# Work to do:
Transcribe the whole listing below without changing a word, but leave out every image.

● ● ● ● ●

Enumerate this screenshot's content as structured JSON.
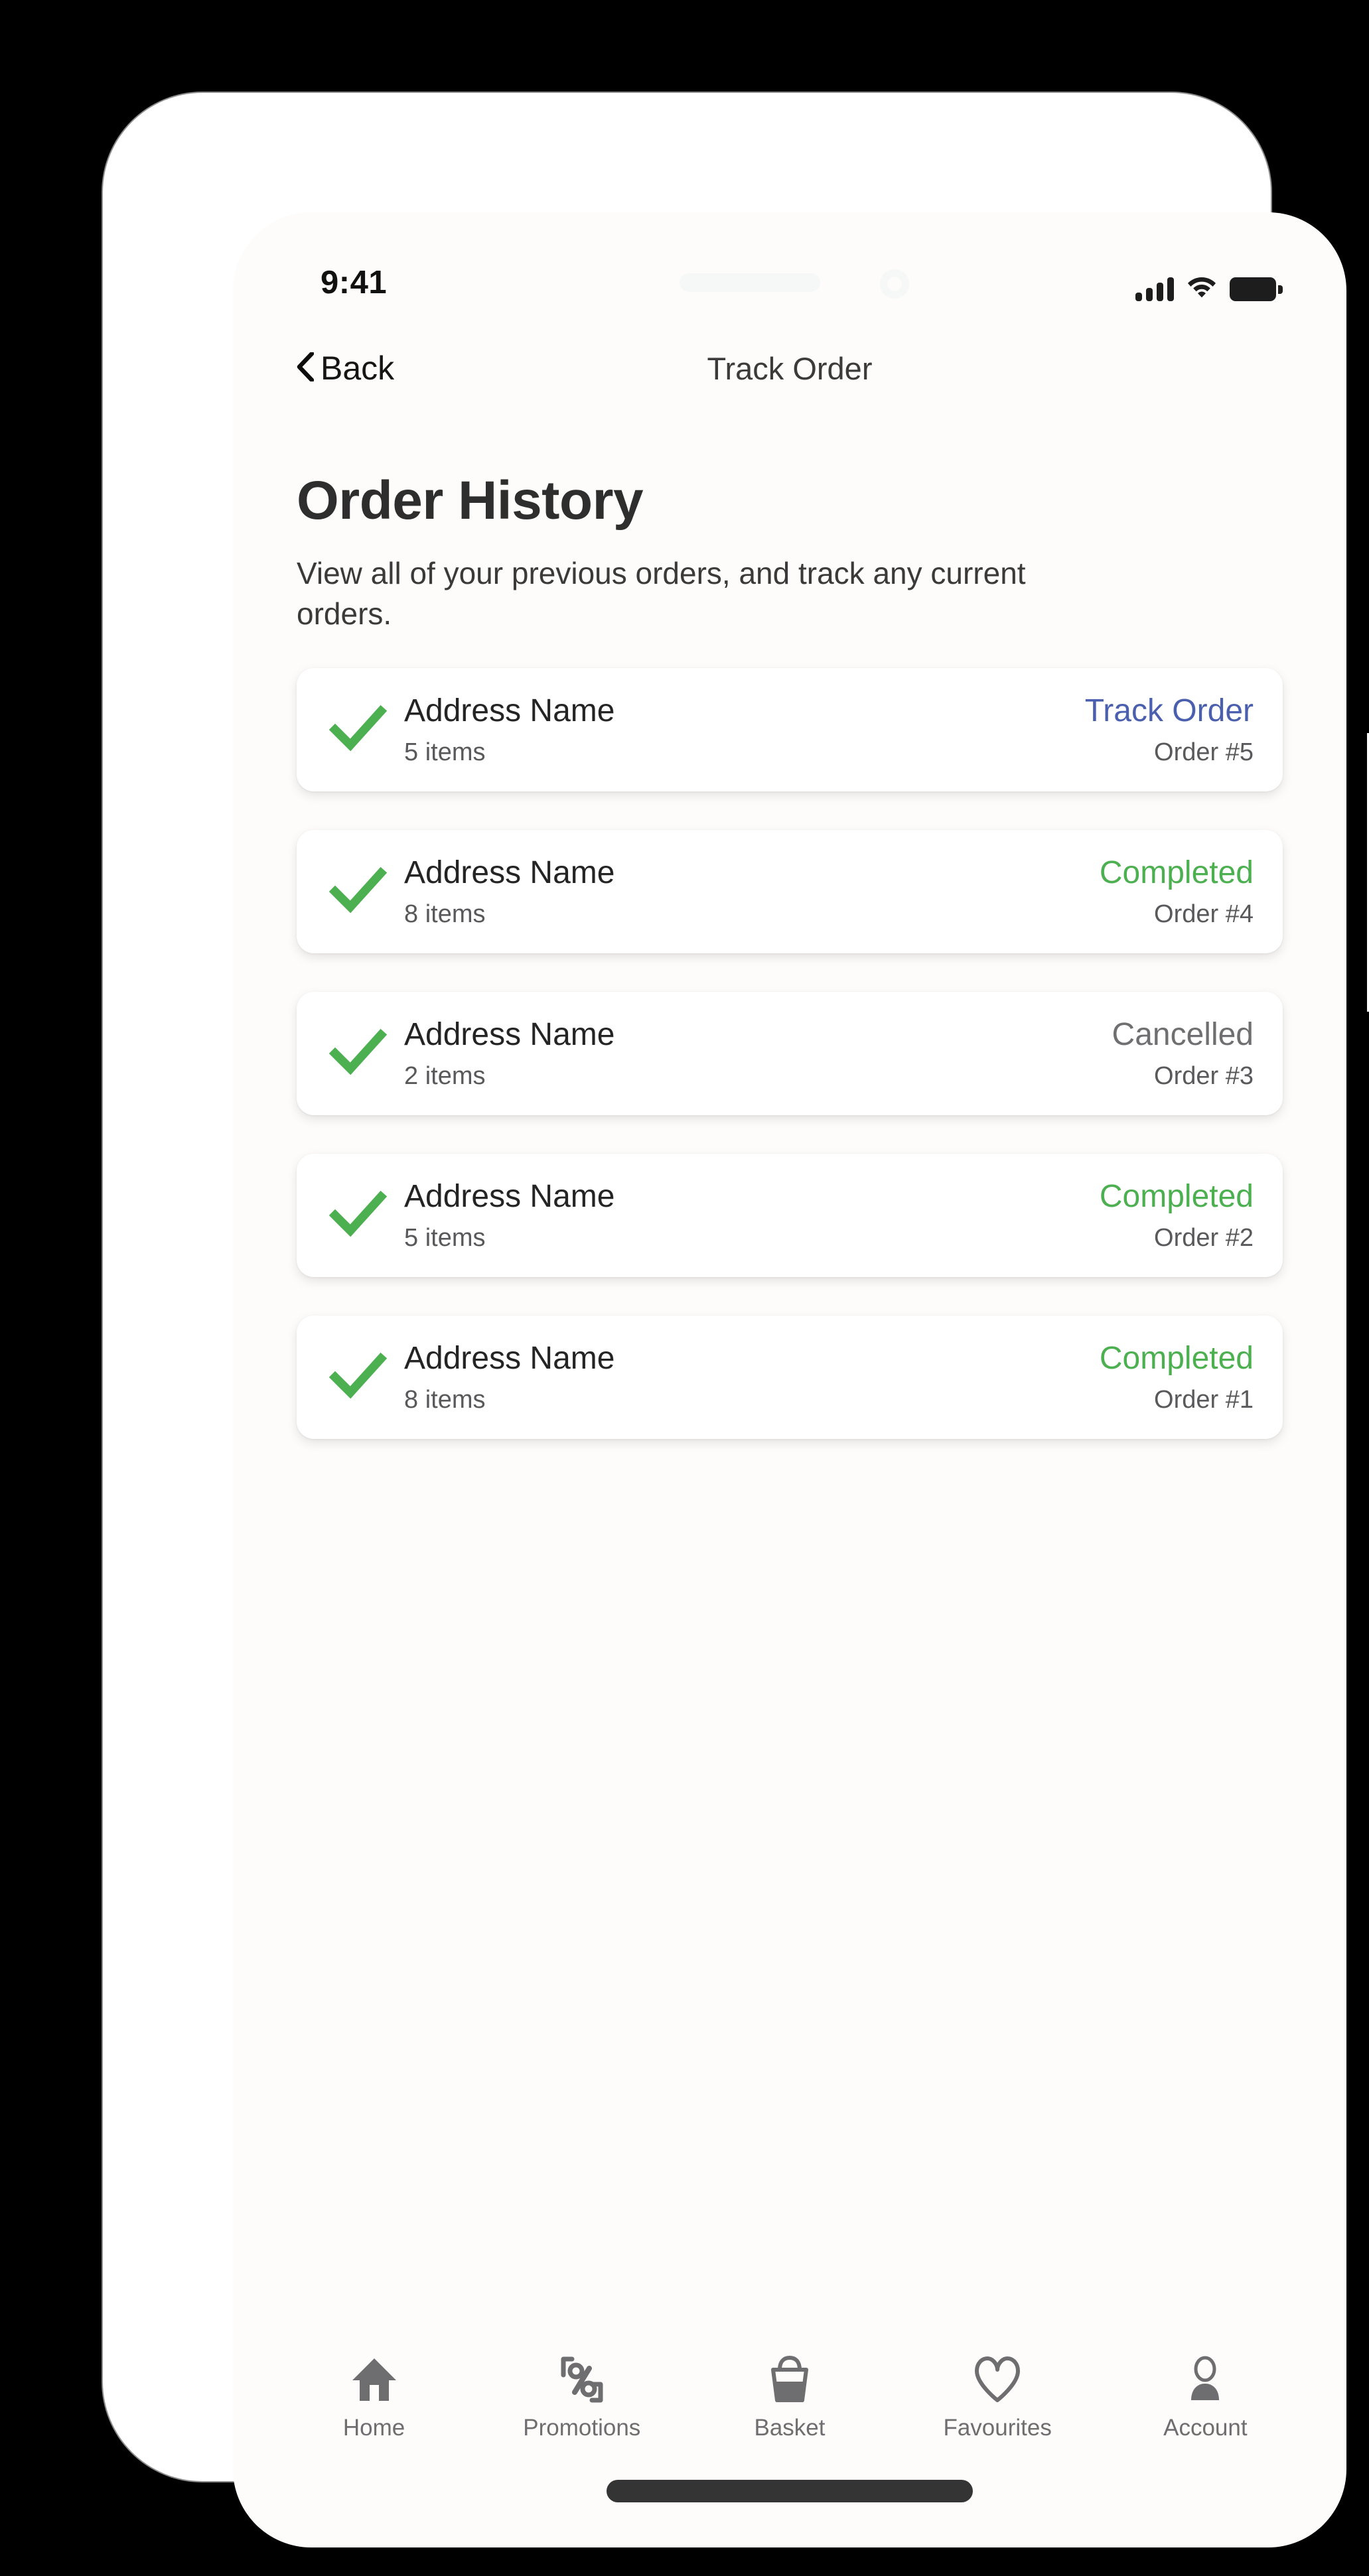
{
  "status_bar": {
    "time": "9:41",
    "icons": {
      "signal": "signal-bars-icon",
      "wifi": "wifi-icon",
      "battery": "battery-icon"
    }
  },
  "nav_header": {
    "back_label": "Back",
    "back_icon": "chevron-left-icon",
    "title": "Track Order"
  },
  "page": {
    "title": "Order History",
    "subtitle": "View all of your previous orders, and track any current orders."
  },
  "colors": {
    "accent_blue": "#4a5fad",
    "status_green": "#4caf50",
    "status_grey": "#6f6f71",
    "page_background": "#fdfcfa",
    "card_background": "#ffffff"
  },
  "orders": [
    {
      "check_icon": "green-check-icon",
      "address": "Address Name",
      "items": "5 items",
      "status": "Track Order",
      "status_kind": "track",
      "order_number": "Order #5"
    },
    {
      "check_icon": "green-check-icon",
      "address": "Address Name",
      "items": "8 items",
      "status": "Completed",
      "status_kind": "completed",
      "order_number": "Order #4"
    },
    {
      "check_icon": "green-check-icon",
      "address": "Address Name",
      "items": "2 items",
      "status": "Cancelled",
      "status_kind": "cancelled",
      "order_number": "Order #3"
    },
    {
      "check_icon": "green-check-icon",
      "address": "Address Name",
      "items": "5 items",
      "status": "Completed",
      "status_kind": "completed",
      "order_number": "Order #2"
    },
    {
      "check_icon": "green-check-icon",
      "address": "Address Name",
      "items": "8 items",
      "status": "Completed",
      "status_kind": "completed",
      "order_number": "Order #1"
    }
  ],
  "tab_bar": [
    {
      "label": "Home",
      "icon": "home-icon"
    },
    {
      "label": "Promotions",
      "icon": "percent-tag-icon"
    },
    {
      "label": "Basket",
      "icon": "basket-icon"
    },
    {
      "label": "Favourites",
      "icon": "heart-icon"
    },
    {
      "label": "Account",
      "icon": "person-icon"
    }
  ]
}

● ● ● ● ●

# The solution:
Enumerate this screenshot's content as structured JSON.
{
  "status_bar": {
    "time": "9:41",
    "icons": {
      "signal": "signal-bars-icon",
      "wifi": "wifi-icon",
      "battery": "battery-icon"
    }
  },
  "nav_header": {
    "back_label": "Back",
    "back_icon": "chevron-left-icon",
    "title": "Track Order"
  },
  "page": {
    "title": "Order History",
    "subtitle": "View all of your previous orders, and track any current orders."
  },
  "colors": {
    "accent_blue": "#4a5fad",
    "status_green": "#4caf50",
    "status_grey": "#6f6f71",
    "page_background": "#fdfcfa",
    "card_background": "#ffffff"
  },
  "orders": [
    {
      "check_icon": "green-check-icon",
      "address": "Address Name",
      "items": "5 items",
      "status": "Track Order",
      "status_kind": "track",
      "order_number": "Order #5"
    },
    {
      "check_icon": "green-check-icon",
      "address": "Address Name",
      "items": "8 items",
      "status": "Completed",
      "status_kind": "completed",
      "order_number": "Order #4"
    },
    {
      "check_icon": "green-check-icon",
      "address": "Address Name",
      "items": "2 items",
      "status": "Cancelled",
      "status_kind": "cancelled",
      "order_number": "Order #3"
    },
    {
      "check_icon": "green-check-icon",
      "address": "Address Name",
      "items": "5 items",
      "status": "Completed",
      "status_kind": "completed",
      "order_number": "Order #2"
    },
    {
      "check_icon": "green-check-icon",
      "address": "Address Name",
      "items": "8 items",
      "status": "Completed",
      "status_kind": "completed",
      "order_number": "Order #1"
    }
  ],
  "tab_bar": [
    {
      "label": "Home",
      "icon": "home-icon"
    },
    {
      "label": "Promotions",
      "icon": "percent-tag-icon"
    },
    {
      "label": "Basket",
      "icon": "basket-icon"
    },
    {
      "label": "Favourites",
      "icon": "heart-icon"
    },
    {
      "label": "Account",
      "icon": "person-icon"
    }
  ]
}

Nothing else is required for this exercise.